Task brief:
Find each line containing the word "count" and report how many there are. Add nothing else.

Data shown:
______________________________

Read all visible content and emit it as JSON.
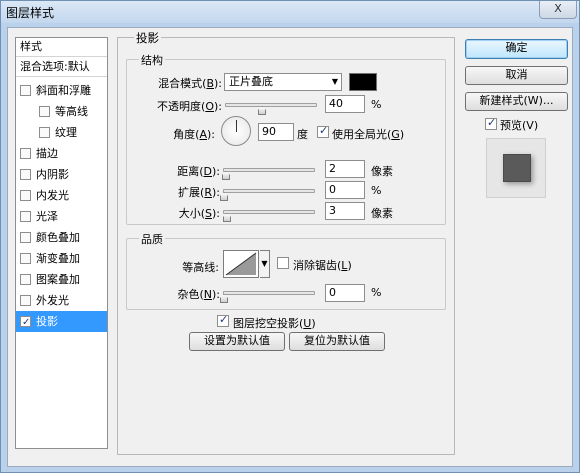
{
  "window": {
    "title": "图层样式",
    "close_label": "X"
  },
  "style_list": {
    "header": "样式",
    "blend_options": "混合选项:默认",
    "items": [
      {
        "label": "斜面和浮雕",
        "checked": false,
        "sub": false
      },
      {
        "label": "等高线",
        "checked": false,
        "sub": true
      },
      {
        "label": "纹理",
        "checked": false,
        "sub": true
      },
      {
        "label": "描边",
        "checked": false,
        "sub": false
      },
      {
        "label": "内阴影",
        "checked": false,
        "sub": false
      },
      {
        "label": "内发光",
        "checked": false,
        "sub": false
      },
      {
        "label": "光泽",
        "checked": false,
        "sub": false
      },
      {
        "label": "颜色叠加",
        "checked": false,
        "sub": false
      },
      {
        "label": "渐变叠加",
        "checked": false,
        "sub": false
      },
      {
        "label": "图案叠加",
        "checked": false,
        "sub": false
      },
      {
        "label": "外发光",
        "checked": false,
        "sub": false
      },
      {
        "label": "投影",
        "checked": true,
        "sub": false,
        "active": true
      }
    ]
  },
  "drop_shadow": {
    "title": "投影",
    "structure": {
      "title": "结构",
      "blend_mode_label": "混合模式(",
      "blend_mode_key": "B",
      "blend_mode_value": "正片叠底",
      "opacity_label": "不透明度(",
      "opacity_key": "O",
      "opacity_value": "40",
      "opacity_unit": "%",
      "angle_label": "角度(",
      "angle_key": "A",
      "angle_value": "90",
      "angle_unit": "度",
      "global_light_label": "使用全局光(",
      "global_light_key": "G",
      "global_light_checked": true,
      "distance_label": "距离(",
      "distance_key": "D",
      "distance_value": "2",
      "distance_unit": "像素",
      "spread_label": "扩展(",
      "spread_key": "R",
      "spread_value": "0",
      "spread_unit": "%",
      "size_label": "大小(",
      "size_key": "S",
      "size_value": "3",
      "size_unit": "像素"
    },
    "quality": {
      "title": "品质",
      "contour_label": "等高线:",
      "antialias_label": "消除锯齿(",
      "antialias_key": "L",
      "antialias_checked": false,
      "noise_label": "杂色(",
      "noise_key": "N",
      "noise_value": "0",
      "noise_unit": "%"
    },
    "knockout_label": "图层挖空投影(",
    "knockout_key": "U",
    "knockout_checked": true,
    "make_default_label": "设置为默认值",
    "reset_default_label": "复位为默认值"
  },
  "side_buttons": {
    "ok_label": "确定",
    "cancel_label": "取消",
    "new_style_label": "新建样式(W)...",
    "preview_label": "预览(V)",
    "preview_checked": true
  },
  "colors": {
    "shadow_color": "#000000",
    "active_item": "#3399ff"
  }
}
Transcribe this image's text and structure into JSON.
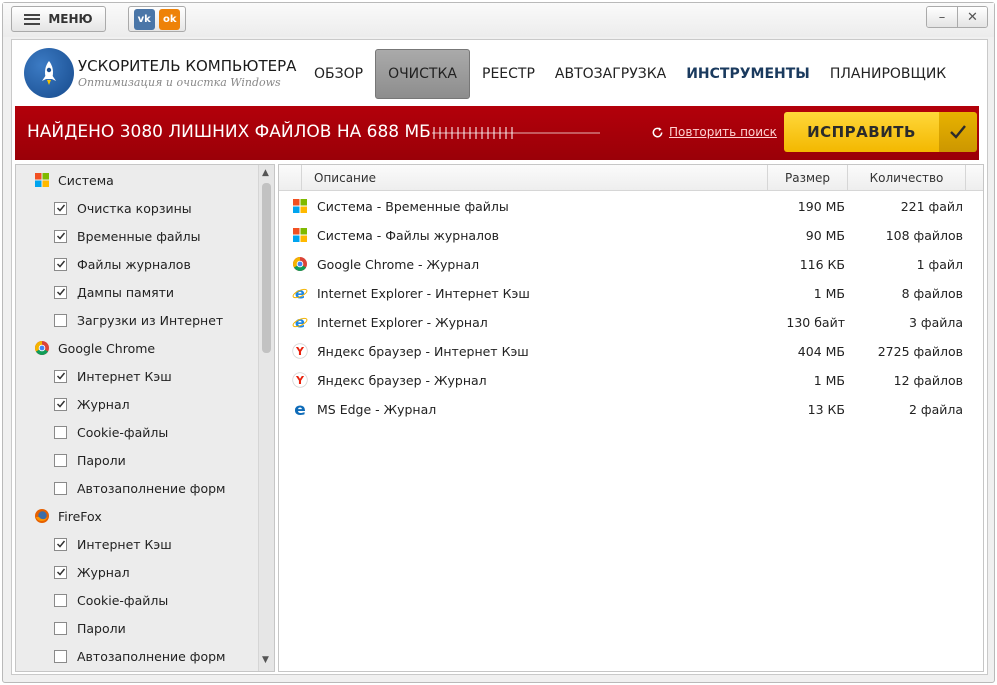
{
  "titlebar": {
    "menu_label": "МЕНЮ",
    "vk_label": "vk",
    "ok_label": "ok",
    "minimize": "–",
    "close": "✕"
  },
  "brand": {
    "title": "УСКОРИТЕЛЬ КОМПЬЮТЕРА",
    "subtitle": "Оптимизация и очистка Windows"
  },
  "nav": [
    {
      "label": "ОБЗОР",
      "active": false,
      "bold": false
    },
    {
      "label": "ОЧИСТКА",
      "active": true,
      "bold": false
    },
    {
      "label": "РЕЕСТР",
      "active": false,
      "bold": false
    },
    {
      "label": "АВТОЗАГРУЗКА",
      "active": false,
      "bold": false
    },
    {
      "label": "ИНСТРУМЕНТЫ",
      "active": false,
      "bold": true
    },
    {
      "label": "ПЛАНИРОВЩИК",
      "active": false,
      "bold": false
    }
  ],
  "banner": {
    "text": "НАЙДЕНО 3080 ЛИШНИХ ФАЙЛОВ НА 688 МБ",
    "repeat_label": "Повторить поиск",
    "fix_label": "ИСПРАВИТЬ"
  },
  "tree": [
    {
      "type": "group",
      "label": "Система",
      "icon": "windows-icon"
    },
    {
      "type": "child",
      "label": "Очистка корзины",
      "checked": true
    },
    {
      "type": "child",
      "label": "Временные файлы",
      "checked": true
    },
    {
      "type": "child",
      "label": "Файлы журналов",
      "checked": true
    },
    {
      "type": "child",
      "label": "Дампы памяти",
      "checked": true
    },
    {
      "type": "child",
      "label": "Загрузки из Интернет",
      "checked": false
    },
    {
      "type": "group",
      "label": "Google Chrome",
      "icon": "chrome-icon"
    },
    {
      "type": "child",
      "label": "Интернет Кэш",
      "checked": true
    },
    {
      "type": "child",
      "label": "Журнал",
      "checked": true
    },
    {
      "type": "child",
      "label": "Cookie-файлы",
      "checked": false
    },
    {
      "type": "child",
      "label": "Пароли",
      "checked": false
    },
    {
      "type": "child",
      "label": "Автозаполнение форм",
      "checked": false
    },
    {
      "type": "group",
      "label": "FireFox",
      "icon": "firefox-icon"
    },
    {
      "type": "child",
      "label": "Интернет Кэш",
      "checked": true
    },
    {
      "type": "child",
      "label": "Журнал",
      "checked": true
    },
    {
      "type": "child",
      "label": "Cookie-файлы",
      "checked": false
    },
    {
      "type": "child",
      "label": "Пароли",
      "checked": false
    },
    {
      "type": "child",
      "label": "Автозаполнение форм",
      "checked": false
    }
  ],
  "table": {
    "headers": {
      "description": "Описание",
      "size": "Размер",
      "count": "Количество"
    },
    "rows": [
      {
        "icon": "windows-icon",
        "description": "Система - Временные файлы",
        "size": "190 МБ",
        "count": "221 файл"
      },
      {
        "icon": "windows-icon",
        "description": "Система - Файлы журналов",
        "size": "90 МБ",
        "count": "108 файлов"
      },
      {
        "icon": "chrome-icon",
        "description": "Google Chrome - Журнал",
        "size": "116 КБ",
        "count": "1 файл"
      },
      {
        "icon": "ie-icon",
        "description": "Internet Explorer - Интернет Кэш",
        "size": "1 МБ",
        "count": "8 файлов"
      },
      {
        "icon": "ie-icon",
        "description": "Internet Explorer - Журнал",
        "size": "130 байт",
        "count": "3 файла"
      },
      {
        "icon": "yandex-icon",
        "description": "Яндекс браузер - Интернет Кэш",
        "size": "404 МБ",
        "count": "2725 файлов"
      },
      {
        "icon": "yandex-icon",
        "description": "Яндекс браузер - Журнал",
        "size": "1 МБ",
        "count": "12 файлов"
      },
      {
        "icon": "edge-icon",
        "description": "MS Edge - Журнал",
        "size": "13 КБ",
        "count": "2 файла"
      }
    ]
  },
  "colors": {
    "banner": "#a8000a",
    "fix_button": "#f7c400",
    "nav_active": "#9a9a9a",
    "nav_bold": "#1a3a5e"
  }
}
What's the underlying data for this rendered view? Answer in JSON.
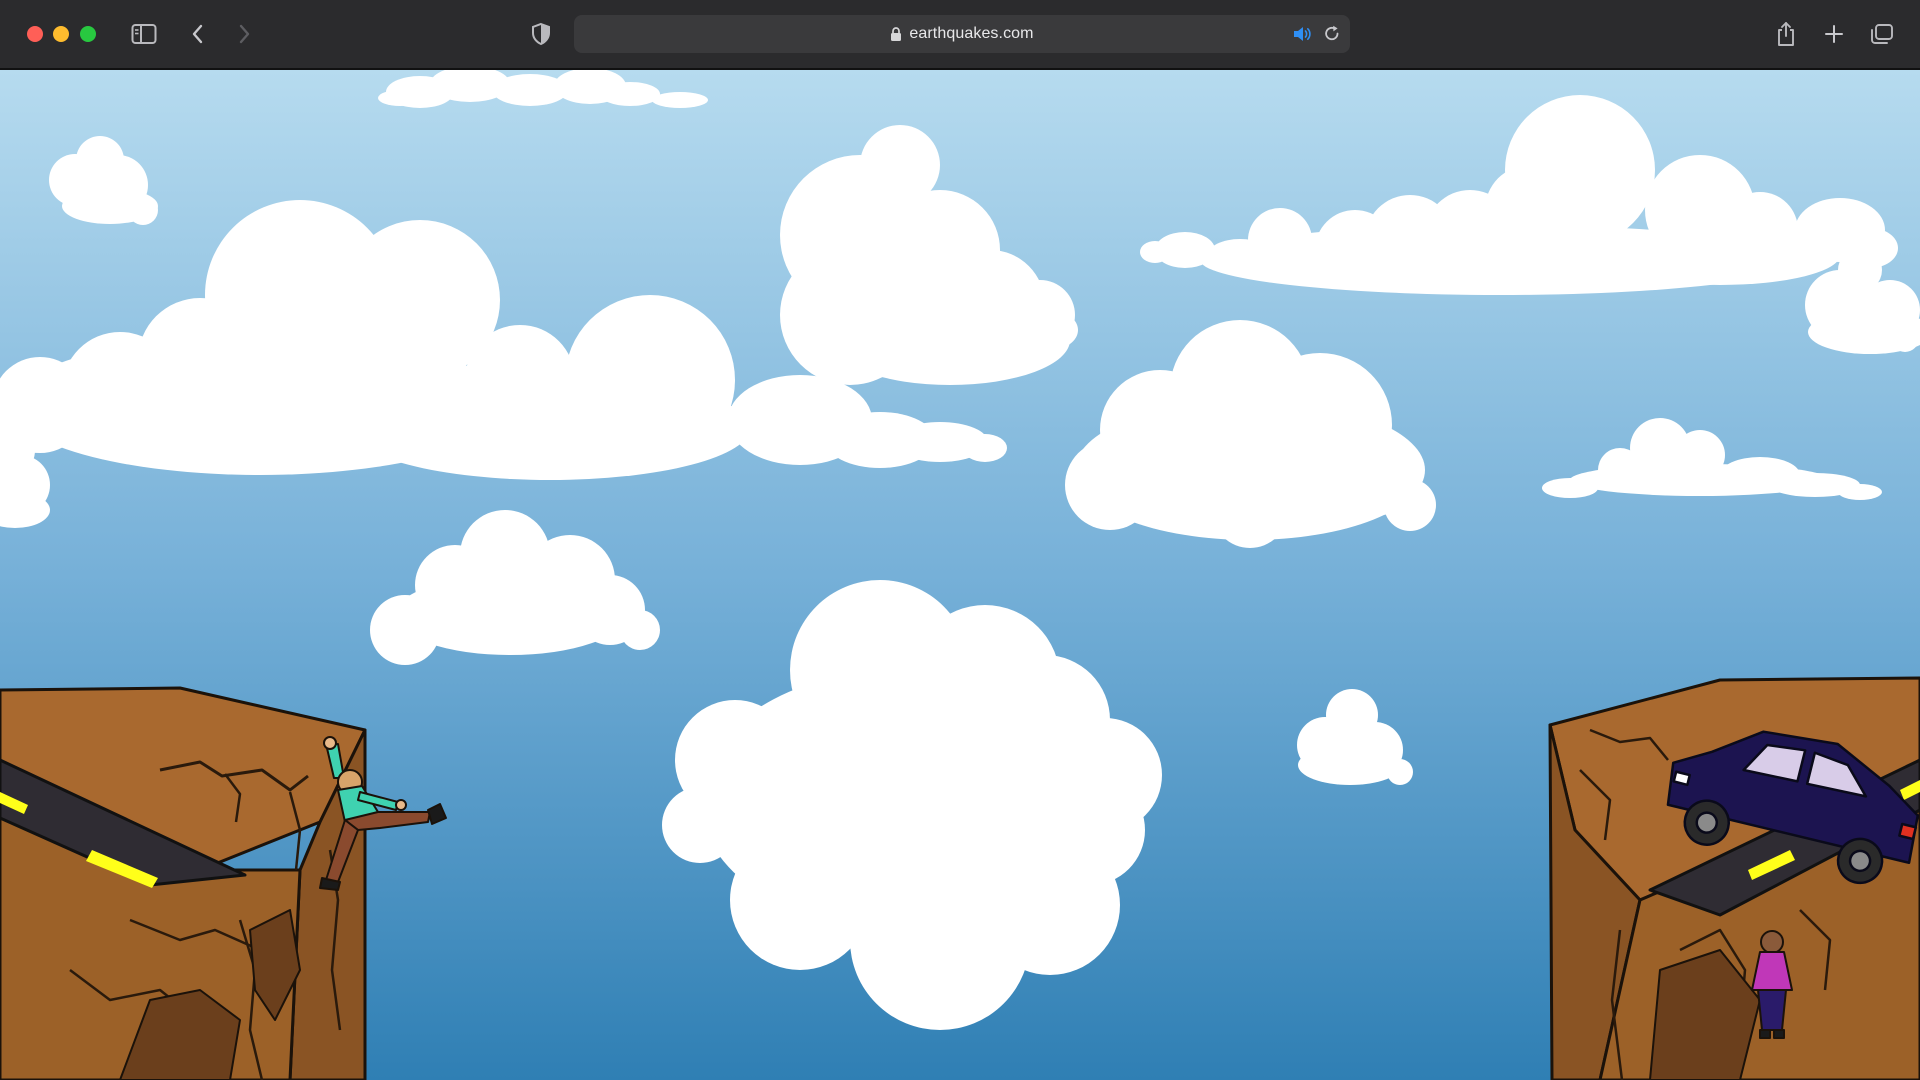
{
  "browser": {
    "url": "earthquakes.com",
    "icons": {
      "close": "close-window",
      "minimize": "minimize-window",
      "zoom": "zoom-window",
      "sidebar": "sidebar-icon",
      "back": "chevron-left-icon",
      "forward": "chevron-right-icon",
      "privacy": "shield-icon",
      "lock": "lock-icon",
      "audio": "speaker-icon",
      "reload": "reload-icon",
      "share": "share-icon",
      "new_tab": "plus-icon",
      "tabs": "tabs-overview-icon"
    },
    "colors": {
      "toolbar": "#2b2b2d",
      "address_bar": "#3a3a3c",
      "audio_accent": "#2f8ff5"
    }
  },
  "scene": {
    "colors": {
      "sky_top": "#b6dbef",
      "sky_bottom": "#2f7fb4",
      "cloud": "#ffffff",
      "cliff": "#a9692f",
      "cliff_dark": "#6b3f1c",
      "road": "#2f2c33",
      "road_line": "#ffff1a",
      "car": "#1c1450",
      "climber_shirt": "#3fd2b0",
      "climber_pants": "#8a4a2e",
      "girl_coat": "#c037b8"
    },
    "objects": [
      "clouds",
      "left-cliff",
      "right-cliff",
      "road",
      "hanging-climber",
      "falling-car",
      "standing-girl"
    ]
  }
}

______________________________

Completed exercise:
9